_TASK DESCRIPTION_. Turn every line of the items below into a Markdown table with two columns, No. and Text. Number the rows and leave out any blank lines.

_DATA ROWS_.
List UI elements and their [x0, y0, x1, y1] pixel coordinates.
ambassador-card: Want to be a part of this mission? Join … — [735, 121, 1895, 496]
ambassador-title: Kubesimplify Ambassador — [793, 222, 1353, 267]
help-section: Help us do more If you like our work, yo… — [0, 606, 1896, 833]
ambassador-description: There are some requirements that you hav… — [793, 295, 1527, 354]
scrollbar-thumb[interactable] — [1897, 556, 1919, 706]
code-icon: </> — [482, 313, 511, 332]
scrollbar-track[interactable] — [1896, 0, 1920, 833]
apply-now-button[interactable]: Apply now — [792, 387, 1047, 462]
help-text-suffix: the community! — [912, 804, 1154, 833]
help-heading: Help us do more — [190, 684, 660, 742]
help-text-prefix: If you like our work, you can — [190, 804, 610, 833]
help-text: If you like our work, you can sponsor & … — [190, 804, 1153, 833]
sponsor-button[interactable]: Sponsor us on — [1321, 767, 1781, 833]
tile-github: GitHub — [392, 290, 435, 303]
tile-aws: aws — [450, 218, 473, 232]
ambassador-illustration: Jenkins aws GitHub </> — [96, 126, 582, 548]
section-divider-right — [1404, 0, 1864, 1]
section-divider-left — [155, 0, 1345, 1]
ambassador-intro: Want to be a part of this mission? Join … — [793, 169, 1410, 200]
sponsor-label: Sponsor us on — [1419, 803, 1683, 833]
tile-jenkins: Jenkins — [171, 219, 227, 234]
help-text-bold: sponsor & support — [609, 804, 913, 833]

_ANSWER TO THE TASK_.
| No. | Text |
|---|---|
| 1 | List UI elements and their [x0, y0, x1, y1] pixel coordinates. |
| 2 | ambassador-card: Want to be a part of this mission? Join … — [735, 121, 1895, 496] |
| 3 | ambassador-title: Kubesimplify Ambassador — [793, 222, 1353, 267] |
| 4 | help-section: Help us do more If you like our work, yo… — [0, 606, 1896, 833] |
| 5 | ambassador-description: There are some requirements that you hav… — [793, 295, 1527, 354] |
| 6 | scrollbar-thumb[interactable] — [1897, 556, 1919, 706] |
| 7 | code-icon: </> — [482, 313, 511, 332] |
| 8 | scrollbar-track[interactable] — [1896, 0, 1920, 833] |
| 9 | apply-now-button[interactable]: Apply now — [792, 387, 1047, 462] |
| 10 | help-text-suffix: the community! — [912, 804, 1154, 833] |
| 11 | help-heading: Help us do more — [190, 684, 660, 742] |
| 12 | help-text-prefix: If you like our work, you can — [190, 804, 610, 833] |
| 13 | help-text: If you like our work, you can sponsor & … — [190, 804, 1153, 833] |
| 14 | sponsor-button[interactable]: Sponsor us on — [1321, 767, 1781, 833] |
| 15 | tile-github: GitHub — [392, 290, 435, 303] |
| 16 | tile-aws: aws — [450, 218, 473, 232] |
| 17 | ambassador-illustration: Jenkins aws GitHub </> — [96, 126, 582, 548] |
| 18 | section-divider-right — [1404, 0, 1864, 1] |
| 19 | section-divider-left — [155, 0, 1345, 1] |
| 20 | ambassador-intro: Want to be a part of this mission? Join … — [793, 169, 1410, 200] |
| 21 | sponsor-label: Sponsor us on — [1419, 803, 1683, 833] |
| 22 | tile-jenkins: Jenkins — [171, 219, 227, 234] |
| 23 | help-text-bold: sponsor & support — [609, 804, 913, 833] |